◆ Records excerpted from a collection
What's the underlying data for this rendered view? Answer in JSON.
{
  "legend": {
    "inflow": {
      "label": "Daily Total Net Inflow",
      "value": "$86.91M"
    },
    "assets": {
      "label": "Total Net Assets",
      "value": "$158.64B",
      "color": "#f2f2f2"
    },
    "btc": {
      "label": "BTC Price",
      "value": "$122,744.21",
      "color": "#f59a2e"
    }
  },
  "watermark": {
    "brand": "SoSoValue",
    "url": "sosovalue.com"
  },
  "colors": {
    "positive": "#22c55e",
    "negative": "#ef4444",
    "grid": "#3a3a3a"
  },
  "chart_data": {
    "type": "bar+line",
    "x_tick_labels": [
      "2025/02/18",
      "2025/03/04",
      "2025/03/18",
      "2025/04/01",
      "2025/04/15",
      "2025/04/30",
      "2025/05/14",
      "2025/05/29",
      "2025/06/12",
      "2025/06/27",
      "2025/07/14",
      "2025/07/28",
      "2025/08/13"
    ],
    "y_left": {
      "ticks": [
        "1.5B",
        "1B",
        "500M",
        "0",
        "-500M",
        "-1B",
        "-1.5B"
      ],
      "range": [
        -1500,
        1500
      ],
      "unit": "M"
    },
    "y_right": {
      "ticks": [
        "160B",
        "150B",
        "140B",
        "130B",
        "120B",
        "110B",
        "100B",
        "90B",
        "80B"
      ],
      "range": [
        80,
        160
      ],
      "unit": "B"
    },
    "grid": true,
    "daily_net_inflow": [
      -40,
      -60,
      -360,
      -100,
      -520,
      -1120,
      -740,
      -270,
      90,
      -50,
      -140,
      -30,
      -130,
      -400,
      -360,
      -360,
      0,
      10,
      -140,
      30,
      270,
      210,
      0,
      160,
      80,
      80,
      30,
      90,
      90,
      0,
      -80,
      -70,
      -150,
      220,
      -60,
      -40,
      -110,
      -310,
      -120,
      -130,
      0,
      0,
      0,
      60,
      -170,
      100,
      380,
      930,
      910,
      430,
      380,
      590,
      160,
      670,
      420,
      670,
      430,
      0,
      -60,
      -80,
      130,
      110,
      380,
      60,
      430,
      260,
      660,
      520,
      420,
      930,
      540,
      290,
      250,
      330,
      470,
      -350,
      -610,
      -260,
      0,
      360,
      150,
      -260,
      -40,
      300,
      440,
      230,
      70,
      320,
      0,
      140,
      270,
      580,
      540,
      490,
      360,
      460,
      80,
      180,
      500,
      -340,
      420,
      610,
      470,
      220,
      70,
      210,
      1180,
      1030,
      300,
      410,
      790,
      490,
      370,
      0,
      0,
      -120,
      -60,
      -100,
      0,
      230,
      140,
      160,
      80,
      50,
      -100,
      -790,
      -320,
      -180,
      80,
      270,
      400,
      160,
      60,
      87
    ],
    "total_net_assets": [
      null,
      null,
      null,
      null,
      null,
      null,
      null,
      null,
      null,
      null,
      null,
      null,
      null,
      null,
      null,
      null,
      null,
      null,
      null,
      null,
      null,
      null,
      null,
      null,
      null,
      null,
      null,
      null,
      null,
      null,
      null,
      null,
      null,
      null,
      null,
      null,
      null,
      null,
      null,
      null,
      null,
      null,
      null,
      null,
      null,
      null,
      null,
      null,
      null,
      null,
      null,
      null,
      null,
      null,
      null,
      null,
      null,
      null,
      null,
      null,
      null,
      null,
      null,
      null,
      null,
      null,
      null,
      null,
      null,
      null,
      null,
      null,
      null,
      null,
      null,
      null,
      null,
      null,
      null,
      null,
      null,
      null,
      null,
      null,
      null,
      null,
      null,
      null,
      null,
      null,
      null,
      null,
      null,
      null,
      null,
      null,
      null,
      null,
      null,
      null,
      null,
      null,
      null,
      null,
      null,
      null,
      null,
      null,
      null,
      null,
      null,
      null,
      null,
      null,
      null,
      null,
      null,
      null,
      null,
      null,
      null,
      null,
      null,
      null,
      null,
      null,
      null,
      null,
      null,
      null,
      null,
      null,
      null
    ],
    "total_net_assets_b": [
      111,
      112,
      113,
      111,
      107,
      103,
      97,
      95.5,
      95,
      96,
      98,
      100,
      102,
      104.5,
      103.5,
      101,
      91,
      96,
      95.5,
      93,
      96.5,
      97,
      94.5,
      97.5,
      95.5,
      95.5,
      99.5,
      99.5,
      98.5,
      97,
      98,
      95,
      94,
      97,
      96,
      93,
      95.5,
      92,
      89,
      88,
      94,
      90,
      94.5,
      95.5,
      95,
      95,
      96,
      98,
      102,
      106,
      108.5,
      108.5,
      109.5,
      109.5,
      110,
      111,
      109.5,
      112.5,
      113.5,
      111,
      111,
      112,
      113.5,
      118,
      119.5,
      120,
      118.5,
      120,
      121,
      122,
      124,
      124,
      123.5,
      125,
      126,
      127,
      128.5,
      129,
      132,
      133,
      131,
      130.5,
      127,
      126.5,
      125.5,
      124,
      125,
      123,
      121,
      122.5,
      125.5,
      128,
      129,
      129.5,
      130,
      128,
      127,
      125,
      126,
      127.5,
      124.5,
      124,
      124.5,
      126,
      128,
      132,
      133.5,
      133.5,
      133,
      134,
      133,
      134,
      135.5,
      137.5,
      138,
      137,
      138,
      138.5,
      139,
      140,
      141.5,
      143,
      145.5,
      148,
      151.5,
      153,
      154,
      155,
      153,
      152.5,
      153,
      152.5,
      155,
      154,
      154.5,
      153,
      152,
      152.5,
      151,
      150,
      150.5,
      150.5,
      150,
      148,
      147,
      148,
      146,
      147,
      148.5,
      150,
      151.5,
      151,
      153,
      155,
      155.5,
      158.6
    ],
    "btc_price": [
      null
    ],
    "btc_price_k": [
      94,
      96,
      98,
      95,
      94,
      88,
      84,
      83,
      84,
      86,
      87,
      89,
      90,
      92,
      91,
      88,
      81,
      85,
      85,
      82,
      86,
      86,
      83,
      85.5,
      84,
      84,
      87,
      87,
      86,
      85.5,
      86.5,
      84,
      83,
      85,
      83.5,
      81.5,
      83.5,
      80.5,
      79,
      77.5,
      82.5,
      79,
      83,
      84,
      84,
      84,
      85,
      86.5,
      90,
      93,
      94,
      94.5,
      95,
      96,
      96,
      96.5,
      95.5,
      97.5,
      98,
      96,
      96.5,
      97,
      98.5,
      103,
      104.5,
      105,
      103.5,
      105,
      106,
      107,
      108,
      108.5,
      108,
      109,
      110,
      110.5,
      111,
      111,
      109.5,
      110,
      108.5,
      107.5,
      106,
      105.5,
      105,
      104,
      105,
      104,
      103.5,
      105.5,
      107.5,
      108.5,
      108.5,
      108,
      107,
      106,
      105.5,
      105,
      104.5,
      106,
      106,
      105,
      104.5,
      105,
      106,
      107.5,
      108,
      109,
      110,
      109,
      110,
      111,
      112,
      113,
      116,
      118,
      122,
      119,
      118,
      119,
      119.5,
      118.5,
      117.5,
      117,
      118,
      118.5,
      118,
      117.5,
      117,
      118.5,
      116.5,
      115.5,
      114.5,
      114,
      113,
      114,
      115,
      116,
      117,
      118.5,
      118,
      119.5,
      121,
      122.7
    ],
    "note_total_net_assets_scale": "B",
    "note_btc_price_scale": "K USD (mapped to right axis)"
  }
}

◆ AIM OF THE EXERCISE
Above are the records; copy all of them exactly.

◆ RESPONSE TO THE EXERCISE
What's the underlying data for this rendered view? Answer in JSON.
{
  "legend": {
    "inflow": {
      "label": "Daily Total Net Inflow",
      "value": "$86.91M"
    },
    "assets": {
      "label": "Total Net Assets",
      "value": "$158.64B",
      "color": "#f2f2f2"
    },
    "btc": {
      "label": "BTC Price",
      "value": "$122,744.21",
      "color": "#f59a2e"
    }
  },
  "watermark": {
    "brand": "SoSoValue",
    "url": "sosovalue.com"
  },
  "colors": {
    "positive": "#22c55e",
    "negative": "#ef4444",
    "grid": "#3a3a3a"
  },
  "chart_data": {
    "type": "bar+line",
    "x_tick_labels": [
      "2025/02/18",
      "2025/03/04",
      "2025/03/18",
      "2025/04/01",
      "2025/04/15",
      "2025/04/30",
      "2025/05/14",
      "2025/05/29",
      "2025/06/12",
      "2025/06/27",
      "2025/07/14",
      "2025/07/28",
      "2025/08/13"
    ],
    "y_left": {
      "ticks": [
        "1.5B",
        "1B",
        "500M",
        "0",
        "-500M",
        "-1B",
        "-1.5B"
      ],
      "range": [
        -1500,
        1500
      ],
      "unit": "M"
    },
    "y_right": {
      "ticks": [
        "160B",
        "150B",
        "140B",
        "130B",
        "120B",
        "110B",
        "100B",
        "90B",
        "80B"
      ],
      "range": [
        80,
        160
      ],
      "unit": "B"
    },
    "grid": true,
    "daily_net_inflow": [
      -40,
      -60,
      -360,
      -100,
      -520,
      -1120,
      -740,
      -270,
      90,
      -50,
      -140,
      -30,
      -130,
      -400,
      -360,
      -360,
      0,
      10,
      -140,
      30,
      270,
      210,
      0,
      160,
      80,
      80,
      30,
      90,
      90,
      0,
      -80,
      -70,
      -150,
      220,
      -60,
      -40,
      -110,
      -310,
      -120,
      -130,
      0,
      0,
      0,
      60,
      -170,
      100,
      380,
      930,
      910,
      430,
      380,
      590,
      160,
      670,
      420,
      670,
      430,
      0,
      -60,
      -80,
      130,
      110,
      380,
      60,
      430,
      260,
      660,
      520,
      420,
      930,
      540,
      290,
      250,
      330,
      470,
      -350,
      -610,
      -260,
      0,
      360,
      150,
      -260,
      -40,
      300,
      440,
      230,
      70,
      320,
      0,
      140,
      270,
      580,
      540,
      490,
      360,
      460,
      80,
      180,
      500,
      -340,
      420,
      610,
      470,
      220,
      70,
      210,
      1180,
      1030,
      300,
      410,
      790,
      490,
      370,
      0,
      0,
      -120,
      -60,
      -100,
      0,
      230,
      140,
      160,
      80,
      50,
      -100,
      -790,
      -320,
      -180,
      80,
      270,
      400,
      160,
      60,
      87
    ],
    "total_net_assets": [
      null,
      null,
      null,
      null,
      null,
      null,
      null,
      null,
      null,
      null,
      null,
      null,
      null,
      null,
      null,
      null,
      null,
      null,
      null,
      null,
      null,
      null,
      null,
      null,
      null,
      null,
      null,
      null,
      null,
      null,
      null,
      null,
      null,
      null,
      null,
      null,
      null,
      null,
      null,
      null,
      null,
      null,
      null,
      null,
      null,
      null,
      null,
      null,
      null,
      null,
      null,
      null,
      null,
      null,
      null,
      null,
      null,
      null,
      null,
      null,
      null,
      null,
      null,
      null,
      null,
      null,
      null,
      null,
      null,
      null,
      null,
      null,
      null,
      null,
      null,
      null,
      null,
      null,
      null,
      null,
      null,
      null,
      null,
      null,
      null,
      null,
      null,
      null,
      null,
      null,
      null,
      null,
      null,
      null,
      null,
      null,
      null,
      null,
      null,
      null,
      null,
      null,
      null,
      null,
      null,
      null,
      null,
      null,
      null,
      null,
      null,
      null,
      null,
      null,
      null,
      null,
      null,
      null,
      null,
      null,
      null,
      null,
      null,
      null,
      null,
      null,
      null,
      null,
      null,
      null,
      null,
      null,
      null
    ],
    "total_net_assets_b": [
      111,
      112,
      113,
      111,
      107,
      103,
      97,
      95.5,
      95,
      96,
      98,
      100,
      102,
      104.5,
      103.5,
      101,
      91,
      96,
      95.5,
      93,
      96.5,
      97,
      94.5,
      97.5,
      95.5,
      95.5,
      99.5,
      99.5,
      98.5,
      97,
      98,
      95,
      94,
      97,
      96,
      93,
      95.5,
      92,
      89,
      88,
      94,
      90,
      94.5,
      95.5,
      95,
      95,
      96,
      98,
      102,
      106,
      108.5,
      108.5,
      109.5,
      109.5,
      110,
      111,
      109.5,
      112.5,
      113.5,
      111,
      111,
      112,
      113.5,
      118,
      119.5,
      120,
      118.5,
      120,
      121,
      122,
      124,
      124,
      123.5,
      125,
      126,
      127,
      128.5,
      129,
      132,
      133,
      131,
      130.5,
      127,
      126.5,
      125.5,
      124,
      125,
      123,
      121,
      122.5,
      125.5,
      128,
      129,
      129.5,
      130,
      128,
      127,
      125,
      126,
      127.5,
      124.5,
      124,
      124.5,
      126,
      128,
      132,
      133.5,
      133.5,
      133,
      134,
      133,
      134,
      135.5,
      137.5,
      138,
      137,
      138,
      138.5,
      139,
      140,
      141.5,
      143,
      145.5,
      148,
      151.5,
      153,
      154,
      155,
      153,
      152.5,
      153,
      152.5,
      155,
      154,
      154.5,
      153,
      152,
      152.5,
      151,
      150,
      150.5,
      150.5,
      150,
      148,
      147,
      148,
      146,
      147,
      148.5,
      150,
      151.5,
      151,
      153,
      155,
      155.5,
      158.6
    ],
    "btc_price": [
      null
    ],
    "btc_price_k": [
      94,
      96,
      98,
      95,
      94,
      88,
      84,
      83,
      84,
      86,
      87,
      89,
      90,
      92,
      91,
      88,
      81,
      85,
      85,
      82,
      86,
      86,
      83,
      85.5,
      84,
      84,
      87,
      87,
      86,
      85.5,
      86.5,
      84,
      83,
      85,
      83.5,
      81.5,
      83.5,
      80.5,
      79,
      77.5,
      82.5,
      79,
      83,
      84,
      84,
      84,
      85,
      86.5,
      90,
      93,
      94,
      94.5,
      95,
      96,
      96,
      96.5,
      95.5,
      97.5,
      98,
      96,
      96.5,
      97,
      98.5,
      103,
      104.5,
      105,
      103.5,
      105,
      106,
      107,
      108,
      108.5,
      108,
      109,
      110,
      110.5,
      111,
      111,
      109.5,
      110,
      108.5,
      107.5,
      106,
      105.5,
      105,
      104,
      105,
      104,
      103.5,
      105.5,
      107.5,
      108.5,
      108.5,
      108,
      107,
      106,
      105.5,
      105,
      104.5,
      106,
      106,
      105,
      104.5,
      105,
      106,
      107.5,
      108,
      109,
      110,
      109,
      110,
      111,
      112,
      113,
      116,
      118,
      122,
      119,
      118,
      119,
      119.5,
      118.5,
      117.5,
      117,
      118,
      118.5,
      118,
      117.5,
      117,
      118.5,
      116.5,
      115.5,
      114.5,
      114,
      113,
      114,
      115,
      116,
      117,
      118.5,
      118,
      119.5,
      121,
      122.7
    ],
    "note_total_net_assets_scale": "B",
    "note_btc_price_scale": "K USD (mapped to right axis)"
  }
}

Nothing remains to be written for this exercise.